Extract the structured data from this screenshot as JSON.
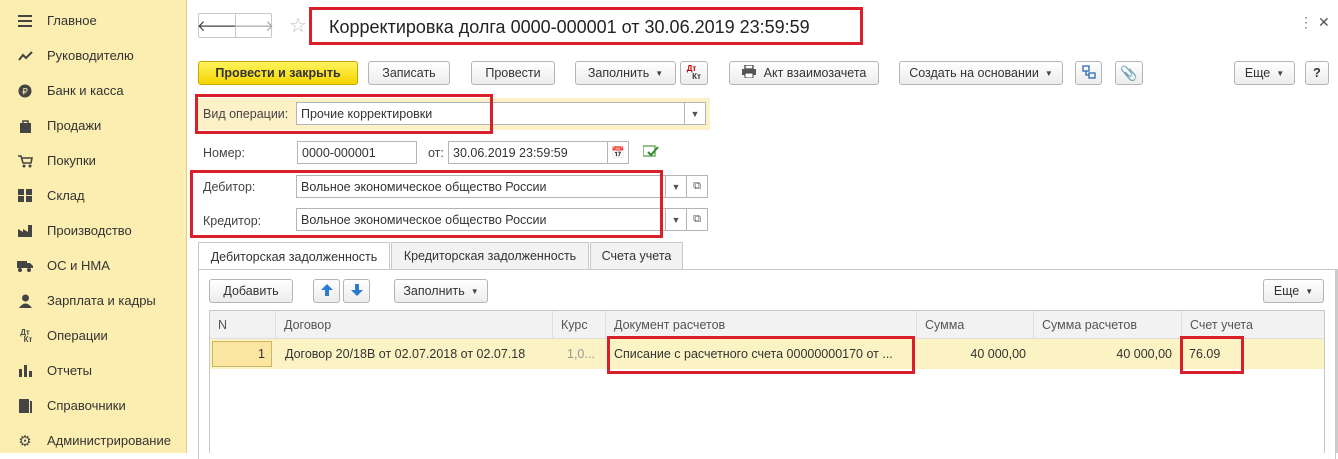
{
  "sidebar": {
    "items": [
      {
        "label": "Главное",
        "icon": "menu-icon"
      },
      {
        "label": "Руководителю",
        "icon": "trend-icon"
      },
      {
        "label": "Банк и касса",
        "icon": "coin-icon"
      },
      {
        "label": "Продажи",
        "icon": "bag-icon"
      },
      {
        "label": "Покупки",
        "icon": "cart-icon"
      },
      {
        "label": "Склад",
        "icon": "warehouse-icon"
      },
      {
        "label": "Производство",
        "icon": "factory-icon"
      },
      {
        "label": "ОС и НМА",
        "icon": "truck-icon"
      },
      {
        "label": "Зарплата и кадры",
        "icon": "person-icon"
      },
      {
        "label": "Операции",
        "icon": "dt-kt-icon"
      },
      {
        "label": "Отчеты",
        "icon": "bar-chart-icon"
      },
      {
        "label": "Справочники",
        "icon": "books-icon"
      },
      {
        "label": "Администрирование",
        "icon": "gear-icon"
      }
    ]
  },
  "header": {
    "title": "Корректировка долга 0000-000001 от 30.06.2019 23:59:59"
  },
  "toolbar": {
    "post_close": "Провести и закрыть",
    "save": "Записать",
    "post": "Провести",
    "fill": "Заполнить",
    "dtkt_top": "Дт",
    "dtkt_bottom": "Кт",
    "act": "Акт взаимозачета",
    "create_based": "Создать на основании",
    "more": "Еще",
    "help": "?"
  },
  "form": {
    "op_type_label": "Вид операции:",
    "op_type_value": "Прочие корректировки",
    "number_label": "Номер:",
    "number_value": "0000-000001",
    "date_label": "от:",
    "date_value": "30.06.2019 23:59:59",
    "debtor_label": "Дебитор:",
    "debtor_value": "Вольное экономическое общество России",
    "creditor_label": "Кредитор:",
    "creditor_value": "Вольное экономическое общество России"
  },
  "tabs": [
    "Дебиторская задолженность",
    "Кредиторская задолженность",
    "Счета учета"
  ],
  "table_toolbar": {
    "add": "Добавить",
    "fill": "Заполнить",
    "more": "Еще"
  },
  "table": {
    "headers": [
      "N",
      "Договор",
      "Курс",
      "Документ расчетов",
      "Сумма",
      "Сумма расчетов",
      "Счет учета"
    ],
    "rows": [
      {
        "n": "1",
        "contract": "Договор 20/18В от 02.07.2018 от 02.07.18",
        "rate": "1,0...",
        "doc": "Списание с расчетного счета 00000000170 от ...",
        "sum": "40 000,00",
        "sum_calc": "40 000,00",
        "account": "76.09"
      }
    ]
  },
  "colors": {
    "sidebar_bg": "#fbeeb0",
    "primary_button": "#f5d500",
    "highlight_red": "#d9202a",
    "selected_row": "#fbf3c3"
  }
}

━━━━━━━━

**The request:** Return all of the entries word for word, but omit the pictures.

**The response:**
Extract the structured data from this screenshot as JSON.
{
  "sidebar": {
    "items": [
      {
        "label": "Главное",
        "icon": "menu-icon"
      },
      {
        "label": "Руководителю",
        "icon": "trend-icon"
      },
      {
        "label": "Банк и касса",
        "icon": "coin-icon"
      },
      {
        "label": "Продажи",
        "icon": "bag-icon"
      },
      {
        "label": "Покупки",
        "icon": "cart-icon"
      },
      {
        "label": "Склад",
        "icon": "warehouse-icon"
      },
      {
        "label": "Производство",
        "icon": "factory-icon"
      },
      {
        "label": "ОС и НМА",
        "icon": "truck-icon"
      },
      {
        "label": "Зарплата и кадры",
        "icon": "person-icon"
      },
      {
        "label": "Операции",
        "icon": "dt-kt-icon"
      },
      {
        "label": "Отчеты",
        "icon": "bar-chart-icon"
      },
      {
        "label": "Справочники",
        "icon": "books-icon"
      },
      {
        "label": "Администрирование",
        "icon": "gear-icon"
      }
    ]
  },
  "header": {
    "title": "Корректировка долга 0000-000001 от 30.06.2019 23:59:59"
  },
  "toolbar": {
    "post_close": "Провести и закрыть",
    "save": "Записать",
    "post": "Провести",
    "fill": "Заполнить",
    "dtkt_top": "Дт",
    "dtkt_bottom": "Кт",
    "act": "Акт взаимозачета",
    "create_based": "Создать на основании",
    "more": "Еще",
    "help": "?"
  },
  "form": {
    "op_type_label": "Вид операции:",
    "op_type_value": "Прочие корректировки",
    "number_label": "Номер:",
    "number_value": "0000-000001",
    "date_label": "от:",
    "date_value": "30.06.2019 23:59:59",
    "debtor_label": "Дебитор:",
    "debtor_value": "Вольное экономическое общество России",
    "creditor_label": "Кредитор:",
    "creditor_value": "Вольное экономическое общество России"
  },
  "tabs": [
    "Дебиторская задолженность",
    "Кредиторская задолженность",
    "Счета учета"
  ],
  "table_toolbar": {
    "add": "Добавить",
    "fill": "Заполнить",
    "more": "Еще"
  },
  "table": {
    "headers": [
      "N",
      "Договор",
      "Курс",
      "Документ расчетов",
      "Сумма",
      "Сумма расчетов",
      "Счет учета"
    ],
    "rows": [
      {
        "n": "1",
        "contract": "Договор 20/18В от 02.07.2018 от 02.07.18",
        "rate": "1,0...",
        "doc": "Списание с расчетного счета 00000000170 от ...",
        "sum": "40 000,00",
        "sum_calc": "40 000,00",
        "account": "76.09"
      }
    ]
  },
  "colors": {
    "sidebar_bg": "#fbeeb0",
    "primary_button": "#f5d500",
    "highlight_red": "#d9202a",
    "selected_row": "#fbf3c3"
  }
}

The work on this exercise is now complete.